EXERCISE TASK: Comb the records below for the string "data" and copy each line where it turns up.

*-*-*

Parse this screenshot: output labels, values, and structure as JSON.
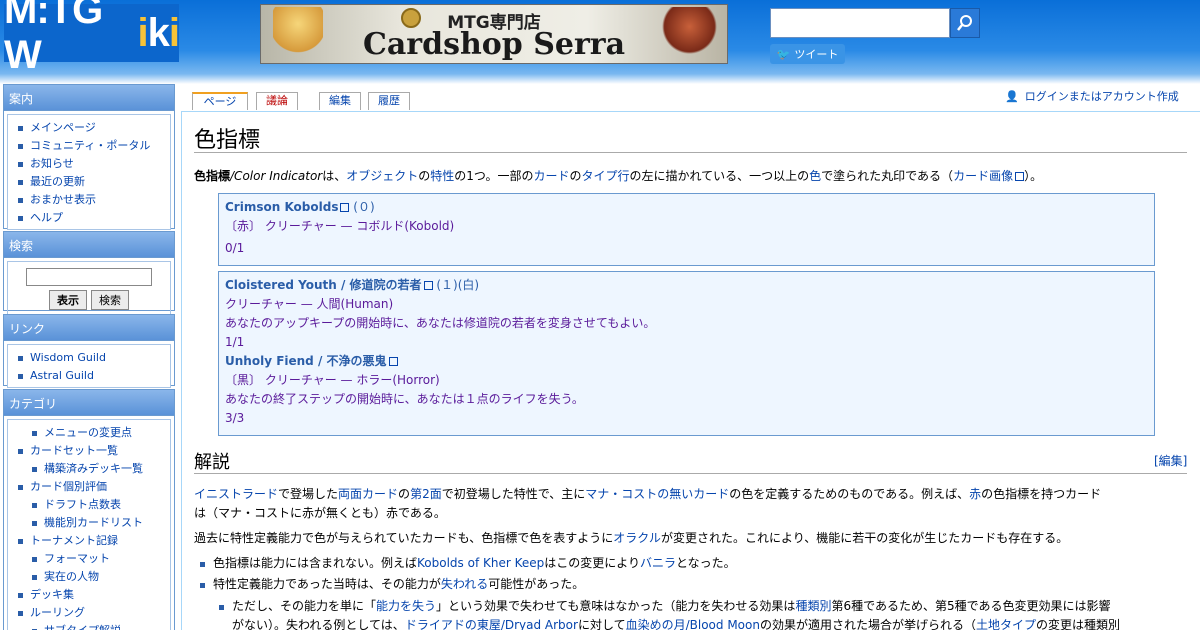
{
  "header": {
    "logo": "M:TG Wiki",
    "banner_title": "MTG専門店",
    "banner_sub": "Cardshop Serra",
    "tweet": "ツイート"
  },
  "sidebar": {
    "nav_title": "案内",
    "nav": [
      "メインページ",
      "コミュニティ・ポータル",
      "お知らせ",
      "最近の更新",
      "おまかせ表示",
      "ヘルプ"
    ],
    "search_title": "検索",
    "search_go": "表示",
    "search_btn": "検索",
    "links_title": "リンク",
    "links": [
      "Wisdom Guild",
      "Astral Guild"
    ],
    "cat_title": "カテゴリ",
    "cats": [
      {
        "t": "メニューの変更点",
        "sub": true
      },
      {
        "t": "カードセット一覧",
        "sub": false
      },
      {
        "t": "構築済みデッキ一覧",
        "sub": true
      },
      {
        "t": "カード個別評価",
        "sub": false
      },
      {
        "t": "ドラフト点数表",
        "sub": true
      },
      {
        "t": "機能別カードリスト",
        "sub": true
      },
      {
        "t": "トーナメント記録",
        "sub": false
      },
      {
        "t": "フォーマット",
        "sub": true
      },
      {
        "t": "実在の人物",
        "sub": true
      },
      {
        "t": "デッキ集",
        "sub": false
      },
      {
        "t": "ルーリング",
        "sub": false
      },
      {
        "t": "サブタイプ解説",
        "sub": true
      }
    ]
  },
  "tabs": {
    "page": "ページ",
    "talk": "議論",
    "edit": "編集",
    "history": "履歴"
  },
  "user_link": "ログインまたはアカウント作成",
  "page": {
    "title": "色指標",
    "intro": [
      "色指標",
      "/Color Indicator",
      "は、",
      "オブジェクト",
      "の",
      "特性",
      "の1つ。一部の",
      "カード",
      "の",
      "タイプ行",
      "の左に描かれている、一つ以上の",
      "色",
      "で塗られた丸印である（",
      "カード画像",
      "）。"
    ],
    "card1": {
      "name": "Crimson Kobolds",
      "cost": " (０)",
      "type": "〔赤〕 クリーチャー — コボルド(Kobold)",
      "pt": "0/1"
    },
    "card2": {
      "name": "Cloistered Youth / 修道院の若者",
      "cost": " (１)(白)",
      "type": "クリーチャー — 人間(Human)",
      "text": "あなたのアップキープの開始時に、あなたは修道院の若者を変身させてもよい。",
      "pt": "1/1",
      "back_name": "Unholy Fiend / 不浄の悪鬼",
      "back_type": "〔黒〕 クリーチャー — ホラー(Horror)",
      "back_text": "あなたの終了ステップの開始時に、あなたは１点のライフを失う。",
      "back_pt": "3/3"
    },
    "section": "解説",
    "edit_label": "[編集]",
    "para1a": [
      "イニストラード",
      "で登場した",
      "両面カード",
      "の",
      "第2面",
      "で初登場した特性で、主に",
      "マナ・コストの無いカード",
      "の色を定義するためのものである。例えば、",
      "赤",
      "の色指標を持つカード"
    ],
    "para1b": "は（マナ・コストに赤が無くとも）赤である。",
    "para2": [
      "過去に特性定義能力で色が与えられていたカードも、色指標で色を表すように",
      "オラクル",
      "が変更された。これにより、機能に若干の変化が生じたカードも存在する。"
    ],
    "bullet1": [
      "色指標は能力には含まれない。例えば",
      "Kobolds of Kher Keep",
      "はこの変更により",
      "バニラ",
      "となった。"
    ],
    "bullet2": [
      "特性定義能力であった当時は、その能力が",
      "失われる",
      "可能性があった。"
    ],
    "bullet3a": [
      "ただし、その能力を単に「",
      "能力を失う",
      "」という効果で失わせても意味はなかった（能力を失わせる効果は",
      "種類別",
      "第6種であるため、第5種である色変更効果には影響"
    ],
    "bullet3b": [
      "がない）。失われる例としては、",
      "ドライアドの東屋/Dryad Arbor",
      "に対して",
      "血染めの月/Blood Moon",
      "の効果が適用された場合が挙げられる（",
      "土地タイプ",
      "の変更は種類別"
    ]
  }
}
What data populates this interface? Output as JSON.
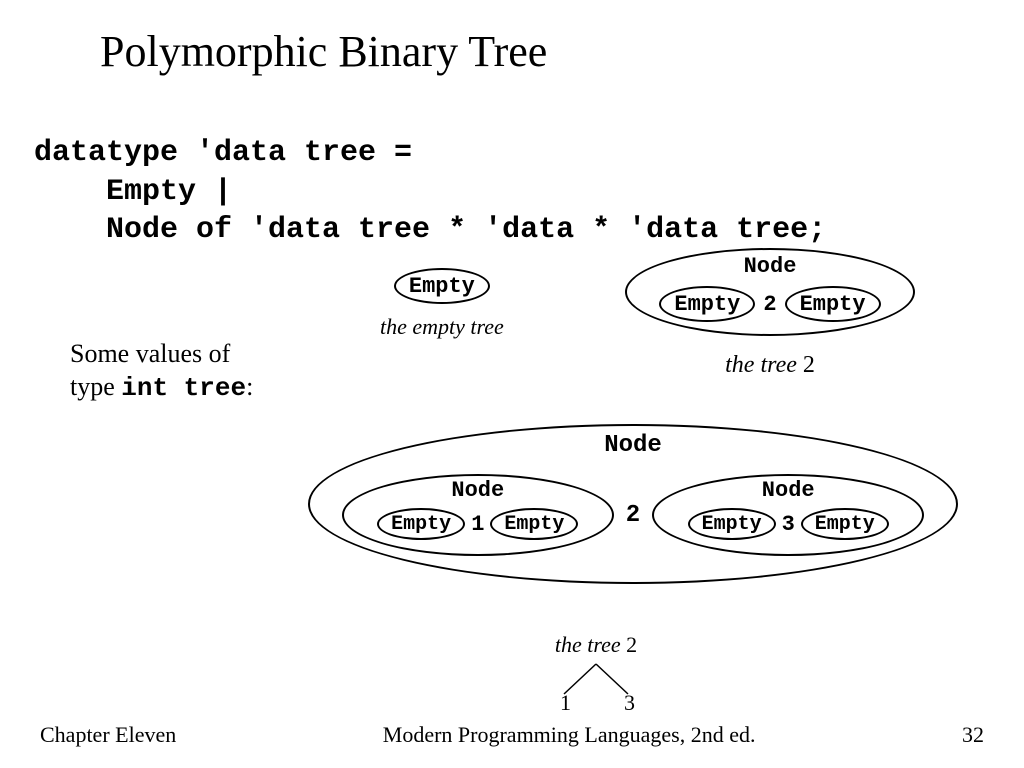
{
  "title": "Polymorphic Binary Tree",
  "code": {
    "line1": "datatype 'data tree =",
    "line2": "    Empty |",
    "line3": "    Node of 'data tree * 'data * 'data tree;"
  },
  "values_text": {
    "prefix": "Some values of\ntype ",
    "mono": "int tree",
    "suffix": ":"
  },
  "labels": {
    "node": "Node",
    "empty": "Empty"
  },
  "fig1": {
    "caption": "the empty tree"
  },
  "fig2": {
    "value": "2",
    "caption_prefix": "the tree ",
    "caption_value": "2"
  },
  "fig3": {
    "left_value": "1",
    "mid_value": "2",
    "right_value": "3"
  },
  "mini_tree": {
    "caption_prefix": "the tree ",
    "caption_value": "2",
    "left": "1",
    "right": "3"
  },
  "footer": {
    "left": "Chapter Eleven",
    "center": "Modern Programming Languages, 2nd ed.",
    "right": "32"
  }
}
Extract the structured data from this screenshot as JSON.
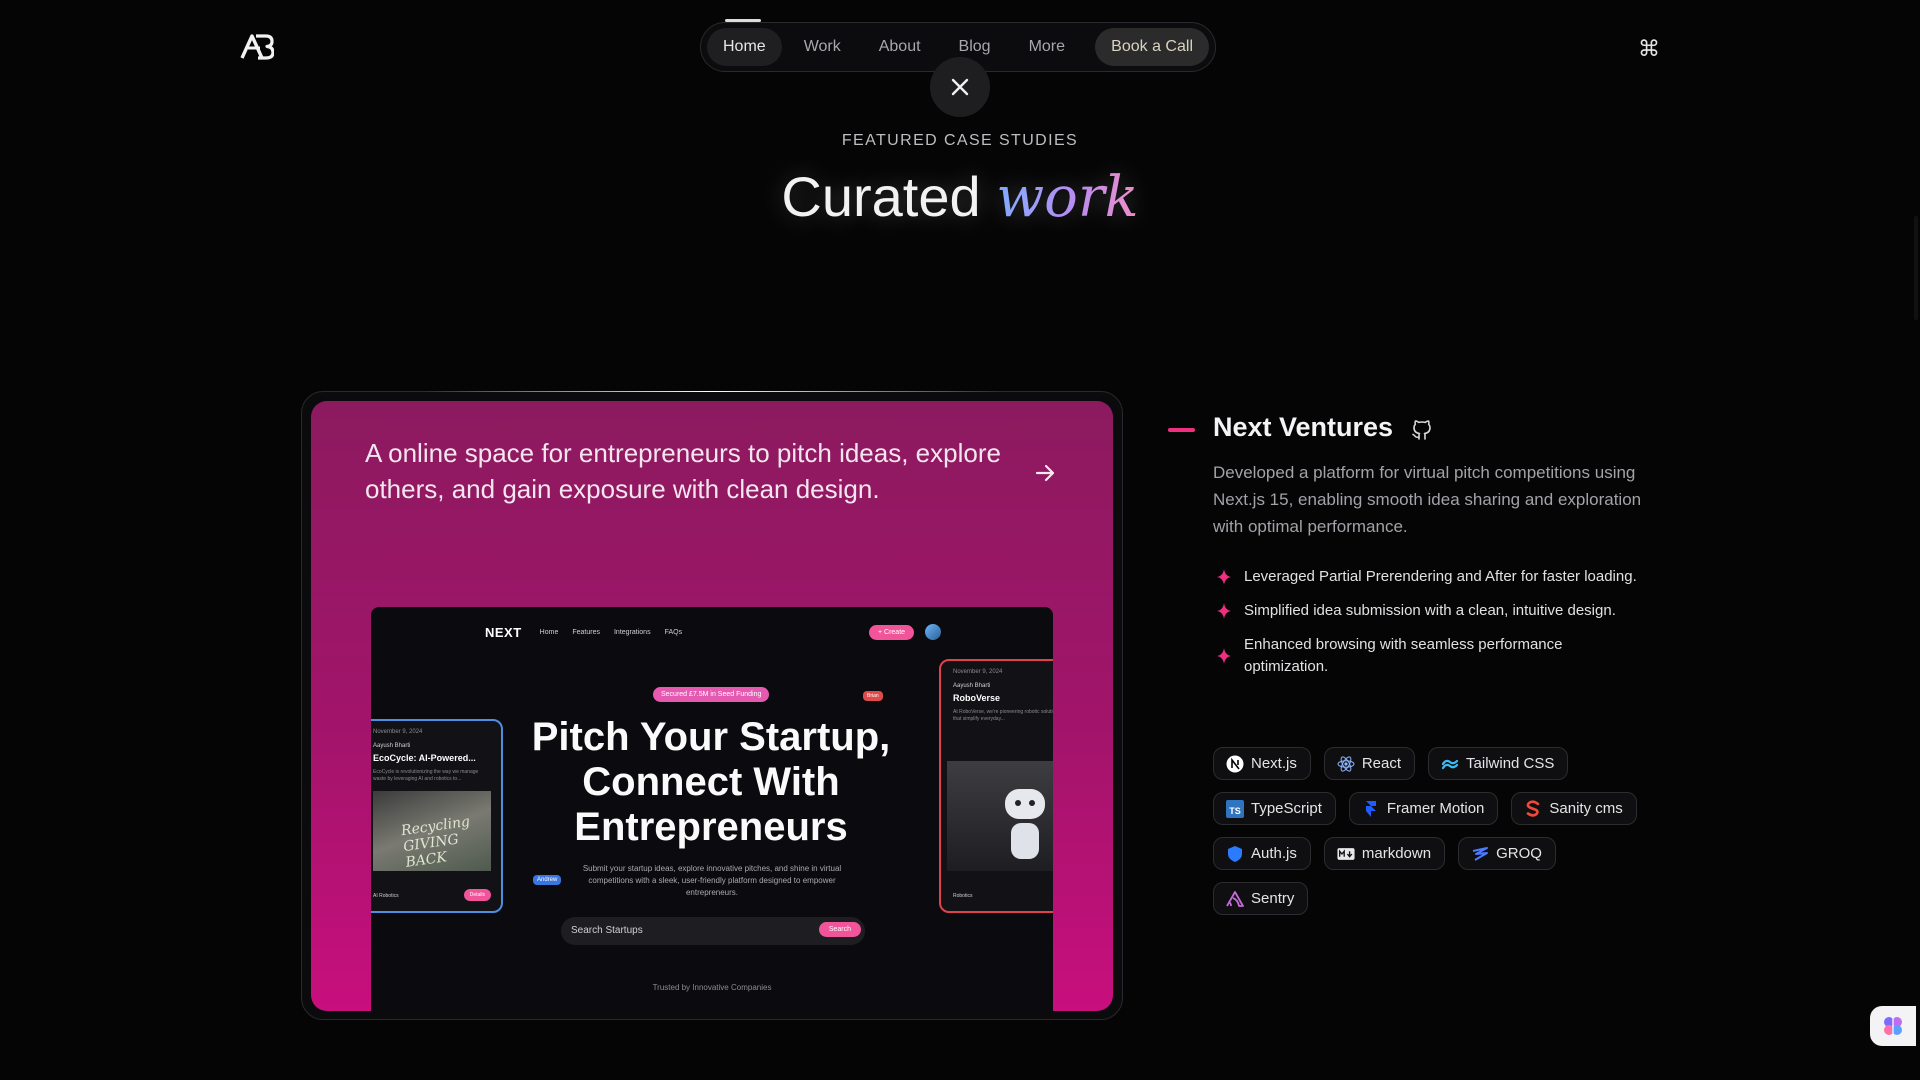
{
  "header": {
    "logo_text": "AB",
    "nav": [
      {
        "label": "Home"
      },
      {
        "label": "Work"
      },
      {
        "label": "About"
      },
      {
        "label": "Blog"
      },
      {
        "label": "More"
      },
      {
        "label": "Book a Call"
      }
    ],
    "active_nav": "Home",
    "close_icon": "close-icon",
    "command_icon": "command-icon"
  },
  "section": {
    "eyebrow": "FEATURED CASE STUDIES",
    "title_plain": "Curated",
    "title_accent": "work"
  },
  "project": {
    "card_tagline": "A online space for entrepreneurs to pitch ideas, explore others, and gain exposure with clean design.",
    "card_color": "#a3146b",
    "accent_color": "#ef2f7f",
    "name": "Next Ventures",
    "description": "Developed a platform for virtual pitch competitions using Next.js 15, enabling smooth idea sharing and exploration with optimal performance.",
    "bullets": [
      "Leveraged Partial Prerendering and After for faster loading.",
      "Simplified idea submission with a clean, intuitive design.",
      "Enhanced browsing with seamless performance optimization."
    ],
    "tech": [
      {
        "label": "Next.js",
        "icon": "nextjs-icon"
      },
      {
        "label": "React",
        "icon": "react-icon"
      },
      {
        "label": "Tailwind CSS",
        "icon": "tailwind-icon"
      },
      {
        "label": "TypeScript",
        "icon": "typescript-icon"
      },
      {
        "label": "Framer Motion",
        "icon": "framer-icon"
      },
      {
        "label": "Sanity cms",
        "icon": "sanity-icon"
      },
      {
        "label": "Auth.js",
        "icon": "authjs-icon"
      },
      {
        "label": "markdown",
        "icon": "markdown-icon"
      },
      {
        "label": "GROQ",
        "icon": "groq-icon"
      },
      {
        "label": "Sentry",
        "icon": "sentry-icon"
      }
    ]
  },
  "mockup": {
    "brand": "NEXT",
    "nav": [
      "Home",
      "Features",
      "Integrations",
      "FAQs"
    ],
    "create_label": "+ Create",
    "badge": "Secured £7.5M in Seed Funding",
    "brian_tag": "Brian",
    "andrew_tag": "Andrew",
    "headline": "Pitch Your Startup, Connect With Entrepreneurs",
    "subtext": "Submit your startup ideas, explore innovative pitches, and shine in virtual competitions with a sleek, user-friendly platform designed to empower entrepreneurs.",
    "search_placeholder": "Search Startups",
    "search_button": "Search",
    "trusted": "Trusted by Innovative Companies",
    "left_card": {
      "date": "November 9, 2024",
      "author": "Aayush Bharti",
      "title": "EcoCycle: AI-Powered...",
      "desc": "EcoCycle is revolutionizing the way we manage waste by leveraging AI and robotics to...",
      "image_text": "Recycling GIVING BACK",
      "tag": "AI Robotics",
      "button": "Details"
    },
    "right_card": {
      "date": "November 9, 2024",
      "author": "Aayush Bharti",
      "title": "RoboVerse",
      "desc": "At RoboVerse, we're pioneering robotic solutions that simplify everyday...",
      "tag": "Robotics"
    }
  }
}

*-*-*

WRITTEN ANSWER:
What data populates this interface? Output as JSON.
    "line1": "datatype 'data tree =",
    "line3": "    Node of 'data tree * 'data * 'data tree;"
Extract the structured data from this screenshot as JSON.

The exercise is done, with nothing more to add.